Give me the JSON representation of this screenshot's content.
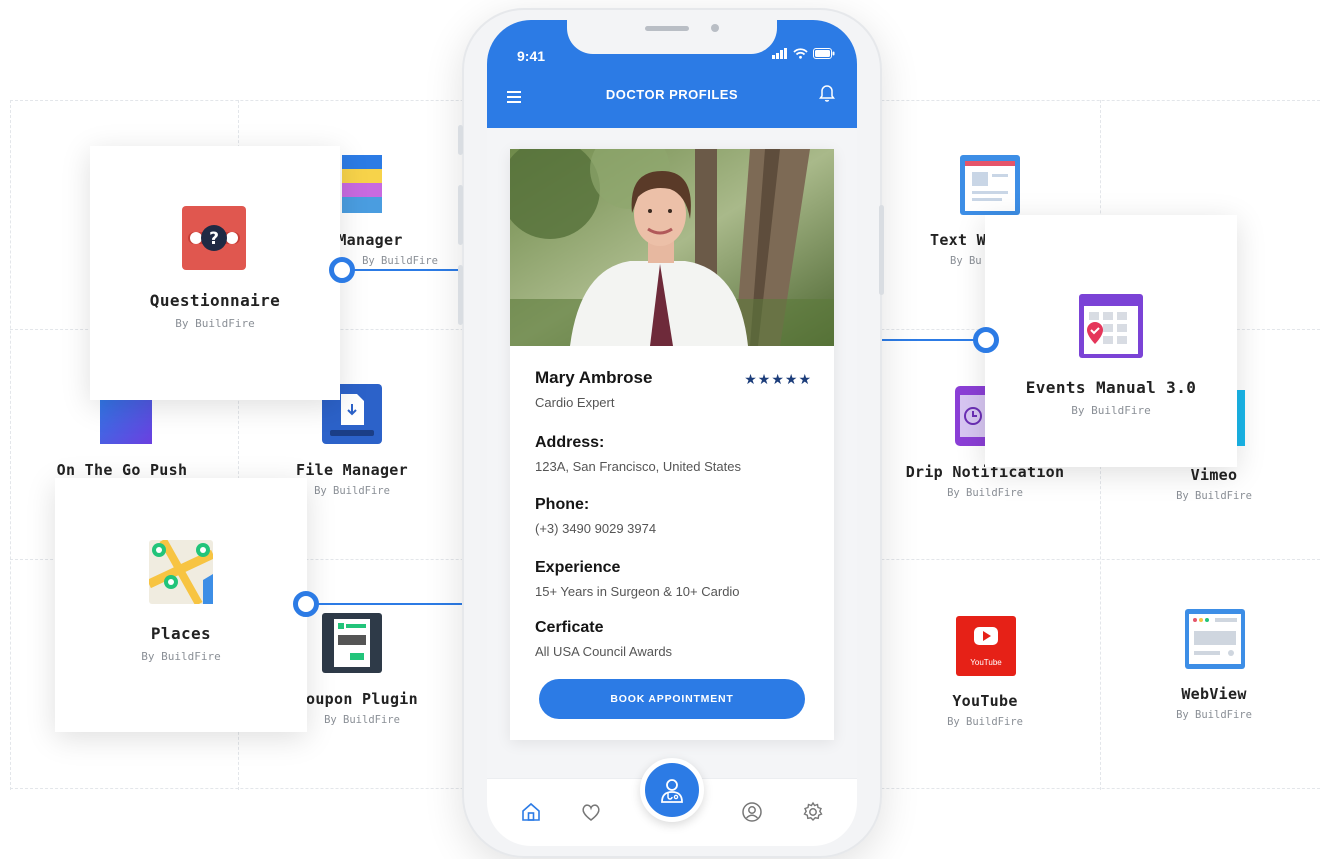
{
  "accent_color": "#2c7be5",
  "background_tiles": [
    {
      "name": "Manager",
      "by": "By BuildFire",
      "icon": "folder-stack-icon"
    },
    {
      "name": "On The Go Push",
      "by": "",
      "icon": "push-notification-icon"
    },
    {
      "name": "File Manager",
      "by": "By BuildFire",
      "icon": "download-file-icon"
    },
    {
      "name": "oupon Plugin",
      "by": "By BuildFire",
      "icon": "coupon-icon"
    },
    {
      "name": "Text W",
      "by": "By Bu",
      "icon": "text-document-icon"
    },
    {
      "name": "Drip Notification",
      "by": "By BuildFire",
      "icon": "phone-clock-icon"
    },
    {
      "name": "Vimeo",
      "by": "By BuildFire",
      "icon": "vimeo-icon"
    },
    {
      "name": "YouTube",
      "by": "By BuildFire",
      "icon": "youtube-icon",
      "icon_caption": "YouTube"
    },
    {
      "name": "WebView",
      "by": "By BuildFire",
      "icon": "browser-window-icon"
    }
  ],
  "cards": {
    "questionnaire": {
      "name": "Questionnaire",
      "by": "By BuildFire",
      "icon": "question-mark-icon"
    },
    "places": {
      "name": "Places",
      "by": "By BuildFire",
      "icon": "map-pins-icon"
    },
    "events": {
      "name": "Events Manual 3.0",
      "by": "By BuildFire",
      "icon": "calendar-icon"
    }
  },
  "phone": {
    "status_time": "9:41",
    "title": "DOCTOR PROFILES",
    "profile": {
      "name": "Mary Ambrose",
      "subtitle": "Cardio Expert",
      "rating": "★★★★★",
      "rating_value": 5,
      "address_label": "Address:",
      "address": "123A, San Francisco, United States",
      "phone_label": "Phone:",
      "phone": "(+3) 3490 9029 3974",
      "experience_label": "Experience",
      "experience": "15+ Years in Surgeon & 10+ Cardio",
      "certificate_label": "Cerficate",
      "certificate": "All USA Council Awards",
      "book_label": "BOOK APPOINTMENT"
    },
    "tabs": [
      "home-icon",
      "heart-icon",
      "doctor-icon",
      "user-icon",
      "settings-icon"
    ]
  }
}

================================

Task to carry out:
Omit the pictures. Output every record above word for word.

Result for this task:
Give me the JSON representation of this screenshot's content.
{
  "accent_color": "#2c7be5",
  "background_tiles": [
    {
      "name": "Manager",
      "by": "By BuildFire",
      "icon": "folder-stack-icon"
    },
    {
      "name": "On The Go Push",
      "by": "",
      "icon": "push-notification-icon"
    },
    {
      "name": "File Manager",
      "by": "By BuildFire",
      "icon": "download-file-icon"
    },
    {
      "name": "oupon Plugin",
      "by": "By BuildFire",
      "icon": "coupon-icon"
    },
    {
      "name": "Text W",
      "by": "By Bu",
      "icon": "text-document-icon"
    },
    {
      "name": "Drip Notification",
      "by": "By BuildFire",
      "icon": "phone-clock-icon"
    },
    {
      "name": "Vimeo",
      "by": "By BuildFire",
      "icon": "vimeo-icon"
    },
    {
      "name": "YouTube",
      "by": "By BuildFire",
      "icon": "youtube-icon",
      "icon_caption": "YouTube"
    },
    {
      "name": "WebView",
      "by": "By BuildFire",
      "icon": "browser-window-icon"
    }
  ],
  "cards": {
    "questionnaire": {
      "name": "Questionnaire",
      "by": "By BuildFire",
      "icon": "question-mark-icon"
    },
    "places": {
      "name": "Places",
      "by": "By BuildFire",
      "icon": "map-pins-icon"
    },
    "events": {
      "name": "Events Manual 3.0",
      "by": "By BuildFire",
      "icon": "calendar-icon"
    }
  },
  "phone": {
    "status_time": "9:41",
    "title": "DOCTOR PROFILES",
    "profile": {
      "name": "Mary Ambrose",
      "subtitle": "Cardio Expert",
      "rating": "★★★★★",
      "rating_value": 5,
      "address_label": "Address:",
      "address": "123A, San Francisco, United States",
      "phone_label": "Phone:",
      "phone": "(+3) 3490 9029 3974",
      "experience_label": "Experience",
      "experience": "15+ Years in Surgeon & 10+ Cardio",
      "certificate_label": "Cerficate",
      "certificate": "All USA Council Awards",
      "book_label": "BOOK APPOINTMENT"
    },
    "tabs": [
      "home-icon",
      "heart-icon",
      "doctor-icon",
      "user-icon",
      "settings-icon"
    ]
  }
}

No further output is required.